### [WĄTEK Z FORUM]
# via sound & alsa error

## badzio

witam

mam plyte ecs ze zintegrowana muzyka (via). rekompiluje jadro. obsluge karty muzycznej kompiluje jako modul

nastepnie daje emerge alsa

i mam bledy:

 *Quote:*   

> 
> 
> >>> original instance of package unmerged safely.
> 
> depmod: *** Unresolved symbols in /lib/modules/2.4.24/kernel/drivers/sound/uart401.o
> ...

 

kilkakrotnie probowalem rekompilowac jajko i reemergowac alse i caly czas to samo. jak daje pozniej emerge alsa-utils i update-modules - przy starcie alsa nie wykrywa modulu do muzyki

----------

## Rayers

 *badzio wrote:*   

> witam
> 
> mam plyte ecs ze zintegrowana muzyka (via). rekompiluje jadro. obsluge karty muzycznej kompiluje jako modul
> 
> nastepnie daje emerge alsa
> ...

### [REKORDY]
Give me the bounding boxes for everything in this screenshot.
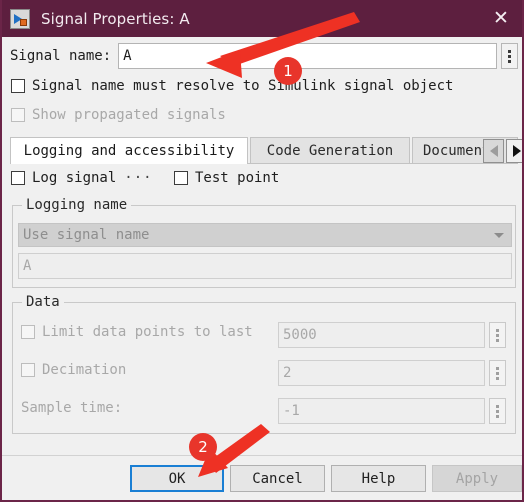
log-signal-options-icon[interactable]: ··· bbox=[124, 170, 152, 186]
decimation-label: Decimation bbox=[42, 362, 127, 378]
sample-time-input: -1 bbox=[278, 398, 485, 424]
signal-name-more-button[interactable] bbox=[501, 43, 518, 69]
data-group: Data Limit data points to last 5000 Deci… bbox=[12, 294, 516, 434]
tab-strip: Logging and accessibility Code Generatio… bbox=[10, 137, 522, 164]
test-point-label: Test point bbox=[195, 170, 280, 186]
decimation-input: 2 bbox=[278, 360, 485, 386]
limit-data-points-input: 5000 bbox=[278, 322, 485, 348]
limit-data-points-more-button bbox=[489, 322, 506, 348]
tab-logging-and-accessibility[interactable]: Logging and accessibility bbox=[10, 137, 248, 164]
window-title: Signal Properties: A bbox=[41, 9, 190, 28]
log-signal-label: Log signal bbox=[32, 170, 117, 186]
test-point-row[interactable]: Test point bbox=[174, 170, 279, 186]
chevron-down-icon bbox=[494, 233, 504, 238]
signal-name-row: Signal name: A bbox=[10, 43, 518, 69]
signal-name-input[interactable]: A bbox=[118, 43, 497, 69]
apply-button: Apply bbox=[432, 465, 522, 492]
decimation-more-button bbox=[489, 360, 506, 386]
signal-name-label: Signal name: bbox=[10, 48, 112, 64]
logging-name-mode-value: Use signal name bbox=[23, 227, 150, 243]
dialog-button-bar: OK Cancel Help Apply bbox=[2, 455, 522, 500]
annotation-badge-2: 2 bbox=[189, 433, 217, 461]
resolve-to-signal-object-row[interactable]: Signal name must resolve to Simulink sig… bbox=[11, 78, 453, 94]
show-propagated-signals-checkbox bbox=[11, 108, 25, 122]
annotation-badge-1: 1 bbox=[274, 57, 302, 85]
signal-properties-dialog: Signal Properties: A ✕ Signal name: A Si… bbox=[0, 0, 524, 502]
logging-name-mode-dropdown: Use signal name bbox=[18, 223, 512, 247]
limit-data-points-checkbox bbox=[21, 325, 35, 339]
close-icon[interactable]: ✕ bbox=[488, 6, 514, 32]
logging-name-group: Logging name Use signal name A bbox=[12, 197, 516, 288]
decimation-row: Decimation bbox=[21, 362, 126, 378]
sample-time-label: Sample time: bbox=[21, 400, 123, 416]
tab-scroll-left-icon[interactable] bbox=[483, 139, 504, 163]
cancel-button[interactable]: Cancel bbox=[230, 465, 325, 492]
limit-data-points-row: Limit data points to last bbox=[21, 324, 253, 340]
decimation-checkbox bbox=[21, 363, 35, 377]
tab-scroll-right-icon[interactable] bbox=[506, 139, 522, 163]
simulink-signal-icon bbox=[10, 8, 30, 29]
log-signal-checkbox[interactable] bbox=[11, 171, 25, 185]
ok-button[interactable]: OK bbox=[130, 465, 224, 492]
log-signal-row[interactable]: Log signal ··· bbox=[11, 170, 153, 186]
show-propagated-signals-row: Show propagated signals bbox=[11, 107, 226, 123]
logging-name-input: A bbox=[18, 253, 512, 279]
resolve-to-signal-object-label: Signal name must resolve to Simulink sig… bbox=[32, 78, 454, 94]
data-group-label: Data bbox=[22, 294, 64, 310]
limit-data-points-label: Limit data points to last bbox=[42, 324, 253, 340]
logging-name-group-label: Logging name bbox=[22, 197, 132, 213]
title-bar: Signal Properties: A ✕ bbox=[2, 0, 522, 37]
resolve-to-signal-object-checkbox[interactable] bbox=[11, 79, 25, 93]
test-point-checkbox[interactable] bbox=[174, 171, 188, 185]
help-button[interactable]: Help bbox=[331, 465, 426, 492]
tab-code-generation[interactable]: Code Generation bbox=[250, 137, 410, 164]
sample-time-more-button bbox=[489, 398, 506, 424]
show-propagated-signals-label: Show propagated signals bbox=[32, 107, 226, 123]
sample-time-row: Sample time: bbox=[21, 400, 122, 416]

---

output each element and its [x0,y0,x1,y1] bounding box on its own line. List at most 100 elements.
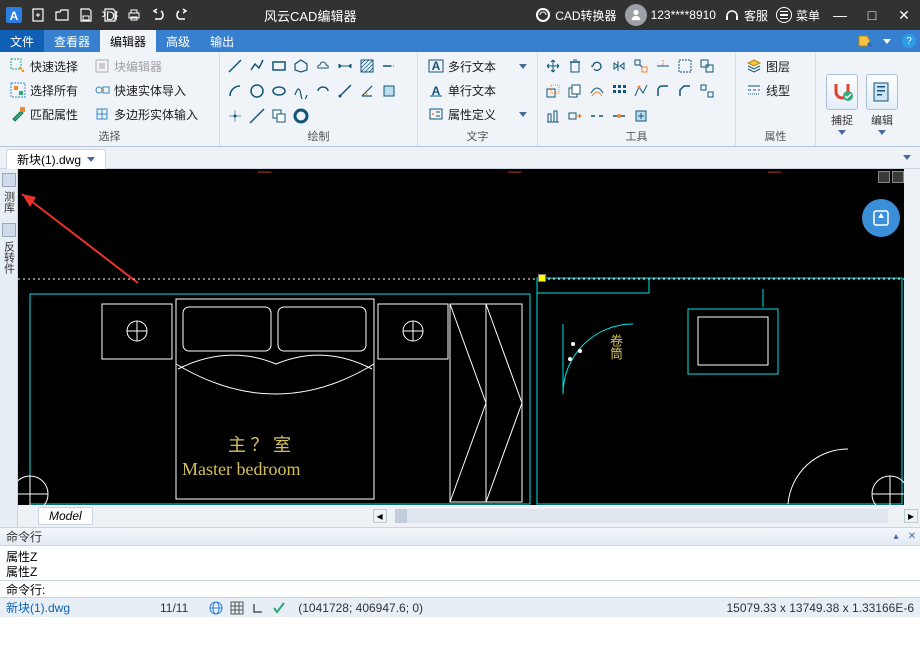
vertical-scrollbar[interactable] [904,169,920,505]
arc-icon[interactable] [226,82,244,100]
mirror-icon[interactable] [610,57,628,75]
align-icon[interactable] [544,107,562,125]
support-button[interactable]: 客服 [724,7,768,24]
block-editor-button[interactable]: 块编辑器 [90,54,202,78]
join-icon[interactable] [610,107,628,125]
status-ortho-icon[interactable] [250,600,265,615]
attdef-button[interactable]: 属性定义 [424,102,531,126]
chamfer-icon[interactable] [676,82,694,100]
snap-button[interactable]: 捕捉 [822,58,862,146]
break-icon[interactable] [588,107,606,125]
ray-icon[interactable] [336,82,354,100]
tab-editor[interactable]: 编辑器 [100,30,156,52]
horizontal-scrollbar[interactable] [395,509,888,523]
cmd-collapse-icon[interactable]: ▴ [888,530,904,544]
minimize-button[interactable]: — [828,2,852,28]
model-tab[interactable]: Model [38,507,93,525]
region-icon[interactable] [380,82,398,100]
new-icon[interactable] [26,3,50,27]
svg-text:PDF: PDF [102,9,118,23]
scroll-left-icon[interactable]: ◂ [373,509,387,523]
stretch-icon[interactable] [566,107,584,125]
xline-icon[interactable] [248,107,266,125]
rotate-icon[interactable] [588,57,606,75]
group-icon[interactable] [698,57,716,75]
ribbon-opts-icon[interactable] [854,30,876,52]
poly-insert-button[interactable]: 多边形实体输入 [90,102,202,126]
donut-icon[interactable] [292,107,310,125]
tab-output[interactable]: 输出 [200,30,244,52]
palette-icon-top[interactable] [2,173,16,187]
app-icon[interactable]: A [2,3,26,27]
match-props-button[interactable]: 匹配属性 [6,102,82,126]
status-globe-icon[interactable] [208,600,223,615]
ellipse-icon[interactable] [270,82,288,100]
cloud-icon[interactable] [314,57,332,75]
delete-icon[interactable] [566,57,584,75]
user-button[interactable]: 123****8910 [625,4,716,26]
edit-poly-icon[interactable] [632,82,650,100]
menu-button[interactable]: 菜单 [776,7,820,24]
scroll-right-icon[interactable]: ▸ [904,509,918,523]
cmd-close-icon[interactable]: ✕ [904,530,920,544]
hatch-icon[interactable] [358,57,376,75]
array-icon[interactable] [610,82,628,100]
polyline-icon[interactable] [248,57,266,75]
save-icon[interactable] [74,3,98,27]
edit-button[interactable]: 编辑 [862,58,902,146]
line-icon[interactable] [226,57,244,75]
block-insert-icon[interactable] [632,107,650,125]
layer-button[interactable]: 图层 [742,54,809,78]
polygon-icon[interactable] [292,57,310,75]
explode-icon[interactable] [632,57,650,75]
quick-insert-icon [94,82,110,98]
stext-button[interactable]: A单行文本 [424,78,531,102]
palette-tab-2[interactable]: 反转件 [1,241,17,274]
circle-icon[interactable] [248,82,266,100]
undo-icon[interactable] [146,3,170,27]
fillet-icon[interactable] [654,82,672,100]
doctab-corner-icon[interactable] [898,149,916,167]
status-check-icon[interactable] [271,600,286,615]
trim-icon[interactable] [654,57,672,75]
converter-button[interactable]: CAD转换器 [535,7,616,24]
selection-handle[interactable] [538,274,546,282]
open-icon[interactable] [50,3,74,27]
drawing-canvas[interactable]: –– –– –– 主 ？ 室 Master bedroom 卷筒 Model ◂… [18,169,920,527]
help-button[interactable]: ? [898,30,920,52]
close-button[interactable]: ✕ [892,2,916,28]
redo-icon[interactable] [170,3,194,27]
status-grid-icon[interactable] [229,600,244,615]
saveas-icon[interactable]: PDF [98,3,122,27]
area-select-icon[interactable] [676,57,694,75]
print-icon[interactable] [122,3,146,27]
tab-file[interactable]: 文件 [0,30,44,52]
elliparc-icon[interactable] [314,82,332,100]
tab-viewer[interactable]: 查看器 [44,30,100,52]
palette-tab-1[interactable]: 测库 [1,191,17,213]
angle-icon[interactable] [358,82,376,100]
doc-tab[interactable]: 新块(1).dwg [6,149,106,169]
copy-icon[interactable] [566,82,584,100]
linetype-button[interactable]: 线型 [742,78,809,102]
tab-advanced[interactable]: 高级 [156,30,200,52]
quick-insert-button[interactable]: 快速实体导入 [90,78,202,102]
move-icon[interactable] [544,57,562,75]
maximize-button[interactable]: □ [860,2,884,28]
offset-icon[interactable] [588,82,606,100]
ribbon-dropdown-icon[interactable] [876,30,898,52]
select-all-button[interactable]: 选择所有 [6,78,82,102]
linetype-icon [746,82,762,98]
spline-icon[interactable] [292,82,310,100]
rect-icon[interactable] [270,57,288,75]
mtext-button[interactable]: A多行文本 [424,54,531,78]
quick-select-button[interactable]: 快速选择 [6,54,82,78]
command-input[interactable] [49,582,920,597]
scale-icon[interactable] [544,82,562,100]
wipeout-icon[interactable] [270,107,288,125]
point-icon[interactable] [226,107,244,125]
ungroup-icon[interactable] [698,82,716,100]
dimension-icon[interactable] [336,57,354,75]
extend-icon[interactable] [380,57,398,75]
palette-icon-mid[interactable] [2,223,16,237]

### [ZADANIA DO WYKONANIA]
1/ Na podstawie wątku o błędach ALSA wyjaśnij, skąd autor wie, że ponowne kompilowanie jądra nie rozwiązało problemu.
2/ Którego pliku modułu dotyczy komunikat o nierozwiązanych symbolach w wątku o błędach ALSA?
3/ Kontynuuj wątek o błędach ALSA od miejsca, w którym się kończy.

### [ODPOWIEDZI DO ZADAŃ]
1/ Autor kilkakrotnie rekompilował jądro i ponownie instalował alsę, a za każdym razem pojawiały się te same błędy.

2/ /lib/modules/2.4.24/kernel/drivers/sound/uart401.o

3/
Z tego co sie orinetuje nie ma potrzeby wkompilowywac w jadro sterowników od VIA 83xx. Z tego co wiem jadro 2.4 wspiera jedynie OSS (dopiero 2.6  wspiera  ALSE).

Zostaw wiec te moduly "jadrowe" - przeczytaj dokladnie jak "robi sie"  ALSE w gentoo : http://www.gentoo.org/doc/en/alsa-guide.xml

Wykonujac dokladnie jak jest napisane zadziala na 100%. Mam to samo jadro i ten sam uklad dzwiekowy. Nie stosuje wcale "jadrowych" a jedynie alsowe moduly i wszystko dziala pieknie.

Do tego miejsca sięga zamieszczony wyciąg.